| EXERCISE DESCRIPTION |
Print the listing that follows, character for character.

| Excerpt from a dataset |
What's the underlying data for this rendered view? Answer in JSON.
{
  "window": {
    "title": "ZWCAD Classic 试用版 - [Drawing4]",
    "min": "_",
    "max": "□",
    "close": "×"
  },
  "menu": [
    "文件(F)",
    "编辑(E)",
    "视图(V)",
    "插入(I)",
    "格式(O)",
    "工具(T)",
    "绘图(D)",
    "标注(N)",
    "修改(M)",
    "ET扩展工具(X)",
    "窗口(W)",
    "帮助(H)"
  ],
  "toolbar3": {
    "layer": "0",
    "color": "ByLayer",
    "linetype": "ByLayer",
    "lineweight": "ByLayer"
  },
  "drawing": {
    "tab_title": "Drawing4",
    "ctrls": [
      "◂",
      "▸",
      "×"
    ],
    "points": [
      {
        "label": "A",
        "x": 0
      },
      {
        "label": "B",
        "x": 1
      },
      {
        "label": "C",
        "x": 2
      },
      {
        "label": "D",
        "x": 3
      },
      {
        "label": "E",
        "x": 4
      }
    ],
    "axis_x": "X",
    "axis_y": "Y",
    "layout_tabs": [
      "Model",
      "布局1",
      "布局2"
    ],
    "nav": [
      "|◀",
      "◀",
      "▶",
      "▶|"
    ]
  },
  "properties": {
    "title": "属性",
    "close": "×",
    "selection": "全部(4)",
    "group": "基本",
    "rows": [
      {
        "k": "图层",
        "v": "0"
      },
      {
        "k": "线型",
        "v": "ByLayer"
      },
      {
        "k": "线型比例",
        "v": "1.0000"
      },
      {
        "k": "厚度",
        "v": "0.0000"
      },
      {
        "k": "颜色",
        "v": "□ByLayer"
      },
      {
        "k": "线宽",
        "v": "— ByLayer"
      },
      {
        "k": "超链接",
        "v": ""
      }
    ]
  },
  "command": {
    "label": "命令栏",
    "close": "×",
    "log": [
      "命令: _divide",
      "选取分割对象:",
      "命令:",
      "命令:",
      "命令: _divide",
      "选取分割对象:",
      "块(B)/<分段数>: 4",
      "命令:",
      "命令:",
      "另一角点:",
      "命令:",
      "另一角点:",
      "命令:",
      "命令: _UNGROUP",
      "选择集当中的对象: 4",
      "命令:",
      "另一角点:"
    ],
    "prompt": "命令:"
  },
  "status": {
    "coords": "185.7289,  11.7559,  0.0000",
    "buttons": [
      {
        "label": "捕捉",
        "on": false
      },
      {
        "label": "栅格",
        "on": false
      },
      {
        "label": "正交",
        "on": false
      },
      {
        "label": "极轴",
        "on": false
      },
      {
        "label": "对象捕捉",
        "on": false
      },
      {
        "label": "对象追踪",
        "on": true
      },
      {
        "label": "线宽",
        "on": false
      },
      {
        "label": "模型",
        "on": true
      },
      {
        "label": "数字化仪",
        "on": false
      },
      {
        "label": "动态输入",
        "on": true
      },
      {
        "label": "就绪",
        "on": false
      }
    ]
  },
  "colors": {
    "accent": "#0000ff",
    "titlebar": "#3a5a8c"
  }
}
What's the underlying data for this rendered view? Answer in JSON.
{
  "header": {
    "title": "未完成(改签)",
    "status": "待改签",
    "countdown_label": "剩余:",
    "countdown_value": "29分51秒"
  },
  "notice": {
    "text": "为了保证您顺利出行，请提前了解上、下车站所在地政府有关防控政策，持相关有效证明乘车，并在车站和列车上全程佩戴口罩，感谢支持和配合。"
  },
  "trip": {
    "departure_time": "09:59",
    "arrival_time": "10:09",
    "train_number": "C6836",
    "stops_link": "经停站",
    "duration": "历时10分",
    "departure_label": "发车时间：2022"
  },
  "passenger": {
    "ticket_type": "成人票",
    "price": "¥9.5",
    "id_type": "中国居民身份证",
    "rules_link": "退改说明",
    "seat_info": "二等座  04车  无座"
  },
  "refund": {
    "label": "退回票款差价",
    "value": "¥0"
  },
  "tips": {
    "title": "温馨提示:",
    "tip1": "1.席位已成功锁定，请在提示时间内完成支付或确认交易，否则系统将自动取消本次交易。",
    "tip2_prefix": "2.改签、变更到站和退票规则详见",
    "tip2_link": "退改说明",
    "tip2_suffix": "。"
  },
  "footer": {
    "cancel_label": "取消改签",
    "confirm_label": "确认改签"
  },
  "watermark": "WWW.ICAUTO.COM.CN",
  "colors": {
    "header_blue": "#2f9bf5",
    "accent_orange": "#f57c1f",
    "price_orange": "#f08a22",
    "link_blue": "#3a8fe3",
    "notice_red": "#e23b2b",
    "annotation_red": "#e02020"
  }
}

| EXPECTED OUTPUT |
What's the underlying data for this rendered view? Answer in JSON.
{
  "window": {
    "title": "ZWCAD Classic 试用版 - [Drawing4]",
    "min": "_",
    "max": "□",
    "close": "×"
  },
  "menu": [
    "文件(F)",
    "编辑(E)",
    "视图(V)",
    "插入(I)",
    "格式(O)",
    "工具(T)",
    "绘图(D)",
    "标注(N)",
    "修改(M)",
    "ET扩展工具(X)",
    "窗口(W)",
    "帮助(H)"
  ],
  "toolbar3": {
    "layer": "0",
    "color": "ByLayer",
    "linetype": "ByLayer",
    "lineweight": "ByLayer"
  },
  "drawing": {
    "tab_title": "Drawing4",
    "ctrls": [
      "◂",
      "▸",
      "×"
    ],
    "points": [
      {
        "label": "A",
        "x": 0
      },
      {
        "label": "B",
        "x": 1
      },
      {
        "label": "C",
        "x": 2
      },
      {
        "label": "D",
        "x": 3
      },
      {
        "label": "E",
        "x": 4
      }
    ],
    "axis_x": "X",
    "axis_y": "Y",
    "layout_tabs": [
      "Model",
      "布局1",
      "布局2"
    ],
    "nav": [
      "|◀",
      "◀",
      "▶",
      "▶|"
    ]
  },
  "properties": {
    "title": "属性",
    "close": "×",
    "selection": "全部(4)",
    "group": "基本",
    "rows": [
      {
        "k": "图层",
        "v": "0"
      },
      {
        "k": "线型",
        "v": "ByLayer"
      },
      {
        "k": "线型比例",
        "v": "1.0000"
      },
      {
        "k": "厚度",
        "v": "0.0000"
      },
      {
        "k": "颜色",
        "v": "□ByLayer"
      },
      {
        "k": "线宽",
        "v": "— ByLayer"
      },
      {
        "k": "超链接",
        "v": ""
      }
    ]
  },
  "command": {
    "label": "命令栏",
    "close": "×",
    "log": [
      "命令: _divide",
      "选取分割对象:",
      "命令:",
      "命令:",
      "命令: _divide",
      "选取分割对象:",
      "块(B)/<分段数>: 4",
      "命令:",
      "命令:",
      "另一角点:",
      "命令:",
      "另一角点:",
      "命令:",
      "命令: _UNGROUP",
      "选择集当中的对象: 4",
      "命令:",
      "另一角点:"
    ],
    "prompt": "命令:"
  },
  "status": {
    "coords": "185.7289,  11.7559,  0.0000",
    "buttons": [
      {
        "label": "捕捉",
        "on": false
      },
      {
        "label": "栅格",
        "on": false
      },
      {
        "label": "正交",
        "on": false
      },
      {
        "label": "极轴",
        "on": false
      },
      {
        "label": "对象捕捉",
        "on": false
      },
      {
        "label": "对象追踪",
        "on": true
      },
      {
        "label": "线宽",
        "on": false
      },
      {
        "label": "模型",
        "on": true
      },
      {
        "label": "数字化仪",
        "on": false
      },
      {
        "label": "动态输入",
        "on": true
      },
      {
        "label": "就绪",
        "on": false
      }
    ]
  },
  "colors": {
    "accent": "#0000ff",
    "titlebar": "#3a5a8c"
  }
}
What's the underlying data for this rendered view? Answer in JSON.
{
  "header": {
    "title": "未完成(改签)",
    "status": "待改签",
    "countdown_label": "剩余:",
    "countdown_value": "29分51秒"
  },
  "notice": {
    "text": "为了保证您顺利出行，请提前了解上、下车站所在地政府有关防控政策，持相关有效证明乘车，并在车站和列车上全程佩戴口罩，感谢支持和配合。"
  },
  "trip": {
    "departure_time": "09:59",
    "arrival_time": "10:09",
    "train_number": "C6836",
    "stops_link": "经停站",
    "duration": "历时10分",
    "departure_label": "发车时间：2022"
  },
  "passenger": {
    "ticket_type": "成人票",
    "price": "¥9.5",
    "id_type": "中国居民身份证",
    "rules_link": "退改说明",
    "seat_info": "二等座  04车  无座"
  },
  "refund": {
    "label": "退回票款差价",
    "value": "¥0"
  },
  "tips": {
    "title": "温馨提示:",
    "tip1": "1.席位已成功锁定，请在提示时间内完成支付或确认交易，否则系统将自动取消本次交易。",
    "tip2_prefix": "2.改签、变更到站和退票规则详见",
    "tip2_link": "退改说明",
    "tip2_suffix": "。"
  },
  "footer": {
    "cancel_label": "取消改签",
    "confirm_label": "确认改签"
  },
  "watermark": "WWW.ICAUTO.COM.CN",
  "colors": {
    "header_blue": "#2f9bf5",
    "accent_orange": "#f57c1f",
    "price_orange": "#f08a22",
    "link_blue": "#3a8fe3",
    "notice_red": "#e23b2b",
    "annotation_red": "#e02020"
  }
}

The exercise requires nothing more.